EXERCISE AIM » Repeat, exactly and in full, the lines of the listing below, but without any pictures.

--- Start of ENTRIES ---

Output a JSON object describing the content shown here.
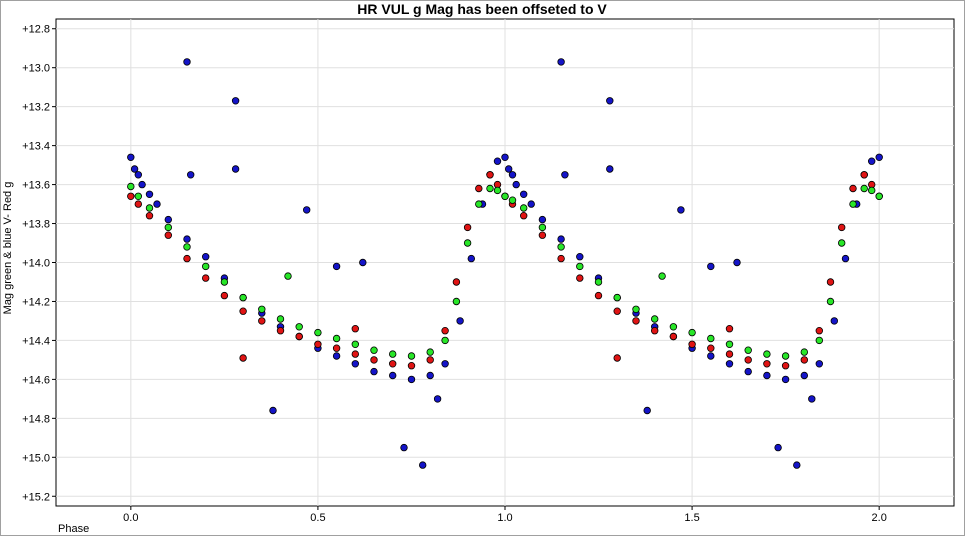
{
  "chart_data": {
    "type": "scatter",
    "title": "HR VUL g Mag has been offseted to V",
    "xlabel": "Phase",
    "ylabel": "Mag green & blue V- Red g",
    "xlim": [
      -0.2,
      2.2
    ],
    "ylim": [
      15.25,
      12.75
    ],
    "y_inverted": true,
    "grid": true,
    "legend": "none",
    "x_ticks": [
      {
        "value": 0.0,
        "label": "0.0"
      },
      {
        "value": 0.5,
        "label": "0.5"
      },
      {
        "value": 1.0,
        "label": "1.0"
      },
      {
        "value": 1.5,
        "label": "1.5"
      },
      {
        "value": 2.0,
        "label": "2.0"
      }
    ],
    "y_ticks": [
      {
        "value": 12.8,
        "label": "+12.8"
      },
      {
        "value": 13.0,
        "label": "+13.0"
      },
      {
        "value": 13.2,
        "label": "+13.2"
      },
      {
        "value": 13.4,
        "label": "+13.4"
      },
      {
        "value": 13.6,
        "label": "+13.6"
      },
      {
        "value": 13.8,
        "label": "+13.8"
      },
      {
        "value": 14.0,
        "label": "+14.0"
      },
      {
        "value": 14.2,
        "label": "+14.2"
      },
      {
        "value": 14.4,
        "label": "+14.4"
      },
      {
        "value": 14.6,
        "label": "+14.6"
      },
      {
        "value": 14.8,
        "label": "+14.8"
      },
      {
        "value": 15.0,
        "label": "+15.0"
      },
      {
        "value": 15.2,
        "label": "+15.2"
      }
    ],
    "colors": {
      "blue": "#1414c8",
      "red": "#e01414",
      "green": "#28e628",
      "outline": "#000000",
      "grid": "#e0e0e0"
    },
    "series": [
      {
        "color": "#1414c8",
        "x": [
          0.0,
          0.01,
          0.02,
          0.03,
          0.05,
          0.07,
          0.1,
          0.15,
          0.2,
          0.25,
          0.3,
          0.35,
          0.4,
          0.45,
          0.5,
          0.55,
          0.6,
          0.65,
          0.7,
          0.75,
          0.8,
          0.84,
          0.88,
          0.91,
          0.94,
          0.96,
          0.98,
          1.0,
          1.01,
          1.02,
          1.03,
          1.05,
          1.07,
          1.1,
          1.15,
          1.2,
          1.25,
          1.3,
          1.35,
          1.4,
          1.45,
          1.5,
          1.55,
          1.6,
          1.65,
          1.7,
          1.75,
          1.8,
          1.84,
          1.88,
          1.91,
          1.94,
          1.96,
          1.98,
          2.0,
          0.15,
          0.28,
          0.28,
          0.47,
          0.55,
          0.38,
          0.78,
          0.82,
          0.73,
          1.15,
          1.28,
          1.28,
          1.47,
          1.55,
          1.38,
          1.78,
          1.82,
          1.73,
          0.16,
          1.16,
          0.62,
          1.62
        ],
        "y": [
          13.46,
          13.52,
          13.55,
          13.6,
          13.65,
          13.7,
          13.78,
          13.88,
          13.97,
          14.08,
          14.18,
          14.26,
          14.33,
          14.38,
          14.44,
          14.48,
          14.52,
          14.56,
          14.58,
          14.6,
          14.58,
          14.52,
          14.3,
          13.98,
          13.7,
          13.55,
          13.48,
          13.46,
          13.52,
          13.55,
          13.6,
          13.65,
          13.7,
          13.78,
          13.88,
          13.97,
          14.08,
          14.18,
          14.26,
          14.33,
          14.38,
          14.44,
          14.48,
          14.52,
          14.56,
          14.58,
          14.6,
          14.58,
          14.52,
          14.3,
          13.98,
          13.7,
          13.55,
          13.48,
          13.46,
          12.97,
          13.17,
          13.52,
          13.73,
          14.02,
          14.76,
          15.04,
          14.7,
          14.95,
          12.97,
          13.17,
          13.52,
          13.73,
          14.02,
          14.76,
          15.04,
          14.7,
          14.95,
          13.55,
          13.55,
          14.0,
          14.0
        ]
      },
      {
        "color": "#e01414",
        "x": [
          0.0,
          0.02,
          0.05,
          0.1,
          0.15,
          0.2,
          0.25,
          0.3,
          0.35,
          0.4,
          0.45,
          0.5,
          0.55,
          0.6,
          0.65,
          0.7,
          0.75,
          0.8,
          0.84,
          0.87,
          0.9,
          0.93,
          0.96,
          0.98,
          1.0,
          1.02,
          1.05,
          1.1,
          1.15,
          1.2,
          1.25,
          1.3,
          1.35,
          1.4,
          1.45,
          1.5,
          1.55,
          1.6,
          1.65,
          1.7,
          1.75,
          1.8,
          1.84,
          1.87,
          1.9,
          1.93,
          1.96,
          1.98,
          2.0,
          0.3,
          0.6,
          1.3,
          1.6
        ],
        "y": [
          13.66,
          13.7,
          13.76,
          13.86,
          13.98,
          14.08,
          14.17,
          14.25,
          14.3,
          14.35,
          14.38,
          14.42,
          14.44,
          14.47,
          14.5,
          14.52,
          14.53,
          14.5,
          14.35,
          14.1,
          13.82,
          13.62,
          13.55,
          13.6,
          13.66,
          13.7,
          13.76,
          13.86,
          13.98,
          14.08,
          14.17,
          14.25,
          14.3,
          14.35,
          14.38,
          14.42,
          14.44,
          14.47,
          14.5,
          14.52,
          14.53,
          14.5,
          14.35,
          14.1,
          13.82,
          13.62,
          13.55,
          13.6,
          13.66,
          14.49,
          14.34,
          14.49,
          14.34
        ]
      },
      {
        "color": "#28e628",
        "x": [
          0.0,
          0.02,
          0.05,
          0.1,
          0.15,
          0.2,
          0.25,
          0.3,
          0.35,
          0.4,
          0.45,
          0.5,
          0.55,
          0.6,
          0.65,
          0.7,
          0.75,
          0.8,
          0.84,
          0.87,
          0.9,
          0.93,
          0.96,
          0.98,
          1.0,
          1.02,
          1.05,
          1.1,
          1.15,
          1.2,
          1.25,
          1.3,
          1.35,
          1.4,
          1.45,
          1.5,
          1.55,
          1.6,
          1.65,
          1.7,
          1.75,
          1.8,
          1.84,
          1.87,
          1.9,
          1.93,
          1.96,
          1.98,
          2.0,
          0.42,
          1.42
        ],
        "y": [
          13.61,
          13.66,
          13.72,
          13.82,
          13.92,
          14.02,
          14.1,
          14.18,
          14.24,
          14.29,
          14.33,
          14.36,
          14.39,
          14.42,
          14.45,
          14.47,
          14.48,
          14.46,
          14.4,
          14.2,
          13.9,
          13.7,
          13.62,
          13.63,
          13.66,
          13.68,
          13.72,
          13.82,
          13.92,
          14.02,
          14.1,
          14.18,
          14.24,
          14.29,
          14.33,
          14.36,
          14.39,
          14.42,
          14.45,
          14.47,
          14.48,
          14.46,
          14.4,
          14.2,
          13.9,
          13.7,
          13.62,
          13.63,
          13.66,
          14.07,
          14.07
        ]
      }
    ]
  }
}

--- End of ENTRIES ---

COMPLETE OUTPUT »
Output a JSON object describing the content shown here.
{
  "chart_data": {
    "type": "scatter",
    "title": "HR VUL g Mag has been offseted to V",
    "xlabel": "Phase",
    "ylabel": "Mag green & blue V- Red g",
    "xlim": [
      -0.2,
      2.2
    ],
    "ylim": [
      15.25,
      12.75
    ],
    "y_inverted": true,
    "grid": true,
    "legend": "none",
    "x_ticks": [
      {
        "value": 0.0,
        "label": "0.0"
      },
      {
        "value": 0.5,
        "label": "0.5"
      },
      {
        "value": 1.0,
        "label": "1.0"
      },
      {
        "value": 1.5,
        "label": "1.5"
      },
      {
        "value": 2.0,
        "label": "2.0"
      }
    ],
    "y_ticks": [
      {
        "value": 12.8,
        "label": "+12.8"
      },
      {
        "value": 13.0,
        "label": "+13.0"
      },
      {
        "value": 13.2,
        "label": "+13.2"
      },
      {
        "value": 13.4,
        "label": "+13.4"
      },
      {
        "value": 13.6,
        "label": "+13.6"
      },
      {
        "value": 13.8,
        "label": "+13.8"
      },
      {
        "value": 14.0,
        "label": "+14.0"
      },
      {
        "value": 14.2,
        "label": "+14.2"
      },
      {
        "value": 14.4,
        "label": "+14.4"
      },
      {
        "value": 14.6,
        "label": "+14.6"
      },
      {
        "value": 14.8,
        "label": "+14.8"
      },
      {
        "value": 15.0,
        "label": "+15.0"
      },
      {
        "value": 15.2,
        "label": "+15.2"
      }
    ],
    "colors": {
      "blue": "#1414c8",
      "red": "#e01414",
      "green": "#28e628",
      "outline": "#000000",
      "grid": "#e0e0e0"
    },
    "series": [
      {
        "color": "#1414c8",
        "x": [
          0.0,
          0.01,
          0.02,
          0.03,
          0.05,
          0.07,
          0.1,
          0.15,
          0.2,
          0.25,
          0.3,
          0.35,
          0.4,
          0.45,
          0.5,
          0.55,
          0.6,
          0.65,
          0.7,
          0.75,
          0.8,
          0.84,
          0.88,
          0.91,
          0.94,
          0.96,
          0.98,
          1.0,
          1.01,
          1.02,
          1.03,
          1.05,
          1.07,
          1.1,
          1.15,
          1.2,
          1.25,
          1.3,
          1.35,
          1.4,
          1.45,
          1.5,
          1.55,
          1.6,
          1.65,
          1.7,
          1.75,
          1.8,
          1.84,
          1.88,
          1.91,
          1.94,
          1.96,
          1.98,
          2.0,
          0.15,
          0.28,
          0.28,
          0.47,
          0.55,
          0.38,
          0.78,
          0.82,
          0.73,
          1.15,
          1.28,
          1.28,
          1.47,
          1.55,
          1.38,
          1.78,
          1.82,
          1.73,
          0.16,
          1.16,
          0.62,
          1.62
        ],
        "y": [
          13.46,
          13.52,
          13.55,
          13.6,
          13.65,
          13.7,
          13.78,
          13.88,
          13.97,
          14.08,
          14.18,
          14.26,
          14.33,
          14.38,
          14.44,
          14.48,
          14.52,
          14.56,
          14.58,
          14.6,
          14.58,
          14.52,
          14.3,
          13.98,
          13.7,
          13.55,
          13.48,
          13.46,
          13.52,
          13.55,
          13.6,
          13.65,
          13.7,
          13.78,
          13.88,
          13.97,
          14.08,
          14.18,
          14.26,
          14.33,
          14.38,
          14.44,
          14.48,
          14.52,
          14.56,
          14.58,
          14.6,
          14.58,
          14.52,
          14.3,
          13.98,
          13.7,
          13.55,
          13.48,
          13.46,
          12.97,
          13.17,
          13.52,
          13.73,
          14.02,
          14.76,
          15.04,
          14.7,
          14.95,
          12.97,
          13.17,
          13.52,
          13.73,
          14.02,
          14.76,
          15.04,
          14.7,
          14.95,
          13.55,
          13.55,
          14.0,
          14.0
        ]
      },
      {
        "color": "#e01414",
        "x": [
          0.0,
          0.02,
          0.05,
          0.1,
          0.15,
          0.2,
          0.25,
          0.3,
          0.35,
          0.4,
          0.45,
          0.5,
          0.55,
          0.6,
          0.65,
          0.7,
          0.75,
          0.8,
          0.84,
          0.87,
          0.9,
          0.93,
          0.96,
          0.98,
          1.0,
          1.02,
          1.05,
          1.1,
          1.15,
          1.2,
          1.25,
          1.3,
          1.35,
          1.4,
          1.45,
          1.5,
          1.55,
          1.6,
          1.65,
          1.7,
          1.75,
          1.8,
          1.84,
          1.87,
          1.9,
          1.93,
          1.96,
          1.98,
          2.0,
          0.3,
          0.6,
          1.3,
          1.6
        ],
        "y": [
          13.66,
          13.7,
          13.76,
          13.86,
          13.98,
          14.08,
          14.17,
          14.25,
          14.3,
          14.35,
          14.38,
          14.42,
          14.44,
          14.47,
          14.5,
          14.52,
          14.53,
          14.5,
          14.35,
          14.1,
          13.82,
          13.62,
          13.55,
          13.6,
          13.66,
          13.7,
          13.76,
          13.86,
          13.98,
          14.08,
          14.17,
          14.25,
          14.3,
          14.35,
          14.38,
          14.42,
          14.44,
          14.47,
          14.5,
          14.52,
          14.53,
          14.5,
          14.35,
          14.1,
          13.82,
          13.62,
          13.55,
          13.6,
          13.66,
          14.49,
          14.34,
          14.49,
          14.34
        ]
      },
      {
        "color": "#28e628",
        "x": [
          0.0,
          0.02,
          0.05,
          0.1,
          0.15,
          0.2,
          0.25,
          0.3,
          0.35,
          0.4,
          0.45,
          0.5,
          0.55,
          0.6,
          0.65,
          0.7,
          0.75,
          0.8,
          0.84,
          0.87,
          0.9,
          0.93,
          0.96,
          0.98,
          1.0,
          1.02,
          1.05,
          1.1,
          1.15,
          1.2,
          1.25,
          1.3,
          1.35,
          1.4,
          1.45,
          1.5,
          1.55,
          1.6,
          1.65,
          1.7,
          1.75,
          1.8,
          1.84,
          1.87,
          1.9,
          1.93,
          1.96,
          1.98,
          2.0,
          0.42,
          1.42
        ],
        "y": [
          13.61,
          13.66,
          13.72,
          13.82,
          13.92,
          14.02,
          14.1,
          14.18,
          14.24,
          14.29,
          14.33,
          14.36,
          14.39,
          14.42,
          14.45,
          14.47,
          14.48,
          14.46,
          14.4,
          14.2,
          13.9,
          13.7,
          13.62,
          13.63,
          13.66,
          13.68,
          13.72,
          13.82,
          13.92,
          14.02,
          14.1,
          14.18,
          14.24,
          14.29,
          14.33,
          14.36,
          14.39,
          14.42,
          14.45,
          14.47,
          14.48,
          14.46,
          14.4,
          14.2,
          13.9,
          13.7,
          13.62,
          13.63,
          13.66,
          14.07,
          14.07
        ]
      }
    ]
  }
}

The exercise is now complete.